## AIM OF THE EXERCISE
Lift every line from the entries that includes the word "gilt".

## MATERIAL
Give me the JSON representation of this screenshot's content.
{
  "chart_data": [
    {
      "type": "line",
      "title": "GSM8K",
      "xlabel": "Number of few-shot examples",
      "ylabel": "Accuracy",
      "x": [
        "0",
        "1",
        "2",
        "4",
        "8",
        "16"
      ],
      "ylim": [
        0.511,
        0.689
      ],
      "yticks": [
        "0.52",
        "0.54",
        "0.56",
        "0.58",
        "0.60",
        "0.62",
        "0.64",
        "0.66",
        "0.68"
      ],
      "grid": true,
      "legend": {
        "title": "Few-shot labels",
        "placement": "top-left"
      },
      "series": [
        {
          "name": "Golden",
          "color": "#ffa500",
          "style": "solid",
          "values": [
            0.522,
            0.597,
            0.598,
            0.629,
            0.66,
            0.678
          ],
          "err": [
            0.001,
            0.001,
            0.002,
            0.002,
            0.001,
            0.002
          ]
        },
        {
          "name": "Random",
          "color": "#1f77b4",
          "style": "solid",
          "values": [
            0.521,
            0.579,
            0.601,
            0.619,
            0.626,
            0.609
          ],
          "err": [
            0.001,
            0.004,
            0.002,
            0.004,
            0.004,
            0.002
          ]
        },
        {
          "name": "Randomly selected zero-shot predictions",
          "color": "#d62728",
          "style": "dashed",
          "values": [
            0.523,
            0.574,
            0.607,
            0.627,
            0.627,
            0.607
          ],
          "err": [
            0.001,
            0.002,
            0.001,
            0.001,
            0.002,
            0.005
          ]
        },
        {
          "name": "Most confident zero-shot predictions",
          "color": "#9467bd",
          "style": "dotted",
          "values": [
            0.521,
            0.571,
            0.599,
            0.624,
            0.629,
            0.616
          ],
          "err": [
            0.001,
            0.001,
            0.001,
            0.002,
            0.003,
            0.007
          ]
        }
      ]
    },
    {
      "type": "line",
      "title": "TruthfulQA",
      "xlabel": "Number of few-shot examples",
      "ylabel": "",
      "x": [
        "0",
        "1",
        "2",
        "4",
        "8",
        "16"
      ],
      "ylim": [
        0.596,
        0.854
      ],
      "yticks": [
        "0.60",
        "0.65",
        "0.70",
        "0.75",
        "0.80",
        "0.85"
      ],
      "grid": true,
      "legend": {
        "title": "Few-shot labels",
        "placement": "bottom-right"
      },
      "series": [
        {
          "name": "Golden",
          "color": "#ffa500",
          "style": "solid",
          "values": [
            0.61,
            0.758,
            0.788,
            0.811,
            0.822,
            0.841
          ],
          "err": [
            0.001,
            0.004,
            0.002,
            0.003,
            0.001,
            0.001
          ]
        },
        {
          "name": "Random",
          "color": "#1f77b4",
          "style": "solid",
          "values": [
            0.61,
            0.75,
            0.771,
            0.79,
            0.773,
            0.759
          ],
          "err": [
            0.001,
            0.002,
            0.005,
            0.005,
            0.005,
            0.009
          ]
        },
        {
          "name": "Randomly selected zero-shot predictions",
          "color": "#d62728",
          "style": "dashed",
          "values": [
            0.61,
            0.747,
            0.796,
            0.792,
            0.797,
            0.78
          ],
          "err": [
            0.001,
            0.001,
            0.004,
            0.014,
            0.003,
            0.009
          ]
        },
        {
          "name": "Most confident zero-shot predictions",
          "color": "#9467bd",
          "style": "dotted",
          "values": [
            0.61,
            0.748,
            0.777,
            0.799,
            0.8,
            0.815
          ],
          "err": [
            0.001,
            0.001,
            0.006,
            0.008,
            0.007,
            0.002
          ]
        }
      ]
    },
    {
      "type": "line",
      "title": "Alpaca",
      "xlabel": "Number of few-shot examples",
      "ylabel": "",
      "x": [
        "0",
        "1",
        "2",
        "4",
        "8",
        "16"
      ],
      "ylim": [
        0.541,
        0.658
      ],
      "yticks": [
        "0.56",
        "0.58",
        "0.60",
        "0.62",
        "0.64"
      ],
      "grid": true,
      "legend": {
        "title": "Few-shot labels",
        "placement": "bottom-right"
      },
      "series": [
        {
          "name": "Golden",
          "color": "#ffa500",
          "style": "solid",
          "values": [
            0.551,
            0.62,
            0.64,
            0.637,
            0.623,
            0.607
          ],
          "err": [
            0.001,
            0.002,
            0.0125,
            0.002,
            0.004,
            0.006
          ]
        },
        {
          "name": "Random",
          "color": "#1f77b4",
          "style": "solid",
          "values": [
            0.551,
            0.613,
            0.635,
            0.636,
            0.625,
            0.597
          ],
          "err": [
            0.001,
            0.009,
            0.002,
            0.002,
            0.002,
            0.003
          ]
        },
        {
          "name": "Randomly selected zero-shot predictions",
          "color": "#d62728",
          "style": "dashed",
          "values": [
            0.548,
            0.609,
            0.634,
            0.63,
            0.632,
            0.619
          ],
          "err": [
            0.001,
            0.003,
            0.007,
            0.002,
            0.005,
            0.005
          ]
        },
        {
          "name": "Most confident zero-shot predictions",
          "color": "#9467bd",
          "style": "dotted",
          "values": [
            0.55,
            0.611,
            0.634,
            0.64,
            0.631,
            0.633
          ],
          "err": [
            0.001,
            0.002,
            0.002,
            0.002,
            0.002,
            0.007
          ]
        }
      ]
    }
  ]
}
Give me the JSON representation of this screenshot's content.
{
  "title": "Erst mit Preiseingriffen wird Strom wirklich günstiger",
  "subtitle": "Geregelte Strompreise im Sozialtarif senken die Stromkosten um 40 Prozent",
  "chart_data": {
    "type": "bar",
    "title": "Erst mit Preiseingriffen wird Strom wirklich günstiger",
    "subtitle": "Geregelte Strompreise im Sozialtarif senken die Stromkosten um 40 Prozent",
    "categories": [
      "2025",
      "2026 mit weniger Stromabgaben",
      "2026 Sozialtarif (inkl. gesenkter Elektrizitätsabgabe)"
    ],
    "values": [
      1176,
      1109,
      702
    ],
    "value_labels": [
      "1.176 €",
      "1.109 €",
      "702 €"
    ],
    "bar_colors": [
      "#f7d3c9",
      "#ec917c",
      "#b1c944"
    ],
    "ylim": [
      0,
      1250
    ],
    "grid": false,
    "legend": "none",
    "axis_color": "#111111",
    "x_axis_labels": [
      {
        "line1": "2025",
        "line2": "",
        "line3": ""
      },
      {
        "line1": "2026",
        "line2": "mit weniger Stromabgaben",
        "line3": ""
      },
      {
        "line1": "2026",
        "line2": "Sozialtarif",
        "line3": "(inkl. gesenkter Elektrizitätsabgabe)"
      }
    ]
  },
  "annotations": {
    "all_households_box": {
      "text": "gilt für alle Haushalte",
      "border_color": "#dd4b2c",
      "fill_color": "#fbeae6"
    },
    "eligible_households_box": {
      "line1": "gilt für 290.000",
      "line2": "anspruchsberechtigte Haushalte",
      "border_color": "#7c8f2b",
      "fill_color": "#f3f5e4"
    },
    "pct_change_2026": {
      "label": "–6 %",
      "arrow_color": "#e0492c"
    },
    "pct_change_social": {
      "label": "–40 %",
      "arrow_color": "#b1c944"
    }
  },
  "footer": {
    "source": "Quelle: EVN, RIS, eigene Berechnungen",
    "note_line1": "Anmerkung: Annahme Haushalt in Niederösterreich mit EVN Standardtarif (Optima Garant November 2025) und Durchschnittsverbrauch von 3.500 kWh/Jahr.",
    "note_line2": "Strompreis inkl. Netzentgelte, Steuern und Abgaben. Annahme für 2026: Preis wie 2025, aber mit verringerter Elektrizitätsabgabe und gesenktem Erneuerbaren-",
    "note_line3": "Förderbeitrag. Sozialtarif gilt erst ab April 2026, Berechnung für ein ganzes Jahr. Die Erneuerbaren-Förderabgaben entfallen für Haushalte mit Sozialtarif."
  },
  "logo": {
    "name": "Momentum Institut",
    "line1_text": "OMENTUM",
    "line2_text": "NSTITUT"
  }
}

## ANSWER TO THE EXERCISE
      "text": "gilt für alle Haushalte",
      "line1": "gilt für 290.000",
    "note_line3": "Förderbeitrag. Sozialtarif gilt erst ab April 2026, Berechnung für ein ganzes Jahr. Die Erneuerbaren-Förderabgaben entfallen für Haushalte mit Sozialtarif."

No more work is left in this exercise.